START

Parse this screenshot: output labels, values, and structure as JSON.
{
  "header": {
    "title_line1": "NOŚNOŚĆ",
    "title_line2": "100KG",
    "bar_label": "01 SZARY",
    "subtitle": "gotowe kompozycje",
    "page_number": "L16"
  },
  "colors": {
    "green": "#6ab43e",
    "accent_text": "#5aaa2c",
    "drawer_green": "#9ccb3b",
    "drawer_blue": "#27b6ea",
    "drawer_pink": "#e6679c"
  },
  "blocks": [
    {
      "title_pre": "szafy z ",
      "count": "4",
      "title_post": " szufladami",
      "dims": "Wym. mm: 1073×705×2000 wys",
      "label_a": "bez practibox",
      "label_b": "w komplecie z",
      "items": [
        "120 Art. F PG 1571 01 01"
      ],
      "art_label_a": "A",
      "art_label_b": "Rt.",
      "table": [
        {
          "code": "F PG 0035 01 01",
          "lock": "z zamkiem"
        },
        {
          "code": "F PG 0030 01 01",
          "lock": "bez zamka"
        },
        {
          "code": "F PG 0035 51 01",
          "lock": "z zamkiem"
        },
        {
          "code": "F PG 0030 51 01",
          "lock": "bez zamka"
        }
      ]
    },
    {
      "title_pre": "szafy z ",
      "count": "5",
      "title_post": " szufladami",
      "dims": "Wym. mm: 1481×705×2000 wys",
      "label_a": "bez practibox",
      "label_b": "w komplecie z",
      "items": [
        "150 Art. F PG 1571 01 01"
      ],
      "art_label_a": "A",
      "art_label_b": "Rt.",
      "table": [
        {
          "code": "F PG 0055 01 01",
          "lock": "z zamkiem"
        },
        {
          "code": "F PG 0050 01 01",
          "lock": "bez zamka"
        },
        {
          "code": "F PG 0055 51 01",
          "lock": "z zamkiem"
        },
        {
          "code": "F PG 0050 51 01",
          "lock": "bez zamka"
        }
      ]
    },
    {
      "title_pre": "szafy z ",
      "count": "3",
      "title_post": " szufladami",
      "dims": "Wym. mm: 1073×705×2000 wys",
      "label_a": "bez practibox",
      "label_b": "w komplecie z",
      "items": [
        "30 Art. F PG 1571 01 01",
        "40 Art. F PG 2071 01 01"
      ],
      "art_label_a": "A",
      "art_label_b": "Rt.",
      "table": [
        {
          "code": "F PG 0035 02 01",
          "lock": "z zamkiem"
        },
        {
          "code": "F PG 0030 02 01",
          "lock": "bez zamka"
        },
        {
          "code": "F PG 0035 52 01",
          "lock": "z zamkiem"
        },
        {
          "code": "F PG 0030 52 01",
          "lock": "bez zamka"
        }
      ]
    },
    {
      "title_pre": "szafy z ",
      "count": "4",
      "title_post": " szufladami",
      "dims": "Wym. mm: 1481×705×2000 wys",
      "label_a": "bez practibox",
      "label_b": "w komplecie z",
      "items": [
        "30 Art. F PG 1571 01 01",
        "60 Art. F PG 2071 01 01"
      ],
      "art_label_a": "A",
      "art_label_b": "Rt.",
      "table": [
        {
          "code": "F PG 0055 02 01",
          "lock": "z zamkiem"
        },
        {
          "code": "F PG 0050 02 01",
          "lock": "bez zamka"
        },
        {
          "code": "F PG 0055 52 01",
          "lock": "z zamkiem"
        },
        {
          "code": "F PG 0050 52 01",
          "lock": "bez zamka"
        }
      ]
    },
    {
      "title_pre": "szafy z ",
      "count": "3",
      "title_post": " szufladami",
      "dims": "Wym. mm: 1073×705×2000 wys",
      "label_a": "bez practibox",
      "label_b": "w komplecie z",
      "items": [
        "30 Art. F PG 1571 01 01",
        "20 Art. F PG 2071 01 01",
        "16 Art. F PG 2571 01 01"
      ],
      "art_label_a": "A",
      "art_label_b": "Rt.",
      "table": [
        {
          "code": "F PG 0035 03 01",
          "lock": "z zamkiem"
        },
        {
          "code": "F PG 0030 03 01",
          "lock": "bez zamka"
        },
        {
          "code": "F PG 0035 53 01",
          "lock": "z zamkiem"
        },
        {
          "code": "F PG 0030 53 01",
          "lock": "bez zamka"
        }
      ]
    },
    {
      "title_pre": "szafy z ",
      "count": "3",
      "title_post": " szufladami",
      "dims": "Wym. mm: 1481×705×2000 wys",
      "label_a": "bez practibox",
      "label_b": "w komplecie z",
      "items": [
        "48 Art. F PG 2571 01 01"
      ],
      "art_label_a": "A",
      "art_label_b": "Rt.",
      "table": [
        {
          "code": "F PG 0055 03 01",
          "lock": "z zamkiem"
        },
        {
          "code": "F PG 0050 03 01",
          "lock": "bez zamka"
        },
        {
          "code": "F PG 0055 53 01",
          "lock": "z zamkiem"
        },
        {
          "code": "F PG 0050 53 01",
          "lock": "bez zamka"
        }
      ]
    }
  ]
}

END

▶ **PROBLEM DESCRIPTION**
Reproduce every line of the data verbatim.

▶ **ANSWER IN FULL**
Parse this screenshot: output labels, values, and structure as JSON.
{
  "header": {
    "title_line1": "NOŚNOŚĆ",
    "title_line2": "100KG",
    "bar_label": "01 SZARY",
    "subtitle": "gotowe kompozycje",
    "page_number": "L16"
  },
  "colors": {
    "green": "#6ab43e",
    "accent_text": "#5aaa2c",
    "drawer_green": "#9ccb3b",
    "drawer_blue": "#27b6ea",
    "drawer_pink": "#e6679c"
  },
  "blocks": [
    {
      "title_pre": "szafy z ",
      "count": "4",
      "title_post": " szufladami",
      "dims": "Wym. mm: 1073×705×2000 wys",
      "label_a": "bez practibox",
      "label_b": "w komplecie z",
      "items": [
        "120 Art. F PG 1571 01 01"
      ],
      "art_label_a": "A",
      "art_label_b": "Rt.",
      "table": [
        {
          "code": "F PG 0035 01 01",
          "lock": "z zamkiem"
        },
        {
          "code": "F PG 0030 01 01",
          "lock": "bez zamka"
        },
        {
          "code": "F PG 0035 51 01",
          "lock": "z zamkiem"
        },
        {
          "code": "F PG 0030 51 01",
          "lock": "bez zamka"
        }
      ]
    },
    {
      "title_pre": "szafy z ",
      "count": "5",
      "title_post": " szufladami",
      "dims": "Wym. mm: 1481×705×2000 wys",
      "label_a": "bez practibox",
      "label_b": "w komplecie z",
      "items": [
        "150 Art. F PG 1571 01 01"
      ],
      "art_label_a": "A",
      "art_label_b": "Rt.",
      "table": [
        {
          "code": "F PG 0055 01 01",
          "lock": "z zamkiem"
        },
        {
          "code": "F PG 0050 01 01",
          "lock": "bez zamka"
        },
        {
          "code": "F PG 0055 51 01",
          "lock": "z zamkiem"
        },
        {
          "code": "F PG 0050 51 01",
          "lock": "bez zamka"
        }
      ]
    },
    {
      "title_pre": "szafy z ",
      "count": "3",
      "title_post": " szufladami",
      "dims": "Wym. mm: 1073×705×2000 wys",
      "label_a": "bez practibox",
      "label_b": "w komplecie z",
      "items": [
        "30 Art. F PG 1571 01 01",
        "40 Art. F PG 2071 01 01"
      ],
      "art_label_a": "A",
      "art_label_b": "Rt.",
      "table": [
        {
          "code": "F PG 0035 02 01",
          "lock": "z zamkiem"
        },
        {
          "code": "F PG 0030 02 01",
          "lock": "bez zamka"
        },
        {
          "code": "F PG 0035 52 01",
          "lock": "z zamkiem"
        },
        {
          "code": "F PG 0030 52 01",
          "lock": "bez zamka"
        }
      ]
    },
    {
      "title_pre": "szafy z ",
      "count": "4",
      "title_post": " szufladami",
      "dims": "Wym. mm: 1481×705×2000 wys",
      "label_a": "bez practibox",
      "label_b": "w komplecie z",
      "items": [
        "30 Art. F PG 1571 01 01",
        "60 Art. F PG 2071 01 01"
      ],
      "art_label_a": "A",
      "art_label_b": "Rt.",
      "table": [
        {
          "code": "F PG 0055 02 01",
          "lock": "z zamkiem"
        },
        {
          "code": "F PG 0050 02 01",
          "lock": "bez zamka"
        },
        {
          "code": "F PG 0055 52 01",
          "lock": "z zamkiem"
        },
        {
          "code": "F PG 0050 52 01",
          "lock": "bez zamka"
        }
      ]
    },
    {
      "title_pre": "szafy z ",
      "count": "3",
      "title_post": " szufladami",
      "dims": "Wym. mm: 1073×705×2000 wys",
      "label_a": "bez practibox",
      "label_b": "w komplecie z",
      "items": [
        "30 Art. F PG 1571 01 01",
        "20 Art. F PG 2071 01 01",
        "16 Art. F PG 2571 01 01"
      ],
      "art_label_a": "A",
      "art_label_b": "Rt.",
      "table": [
        {
          "code": "F PG 0035 03 01",
          "lock": "z zamkiem"
        },
        {
          "code": "F PG 0030 03 01",
          "lock": "bez zamka"
        },
        {
          "code": "F PG 0035 53 01",
          "lock": "z zamkiem"
        },
        {
          "code": "F PG 0030 53 01",
          "lock": "bez zamka"
        }
      ]
    },
    {
      "title_pre": "szafy z ",
      "count": "3",
      "title_post": " szufladami",
      "dims": "Wym. mm: 1481×705×2000 wys",
      "label_a": "bez practibox",
      "label_b": "w komplecie z",
      "items": [
        "48 Art. F PG 2571 01 01"
      ],
      "art_label_a": "A",
      "art_label_b": "Rt.",
      "table": [
        {
          "code": "F PG 0055 03 01",
          "lock": "z zamkiem"
        },
        {
          "code": "F PG 0050 03 01",
          "lock": "bez zamka"
        },
        {
          "code": "F PG 0055 53 01",
          "lock": "z zamkiem"
        },
        {
          "code": "F PG 0050 53 01",
          "lock": "bez zamka"
        }
      ]
    }
  ]
}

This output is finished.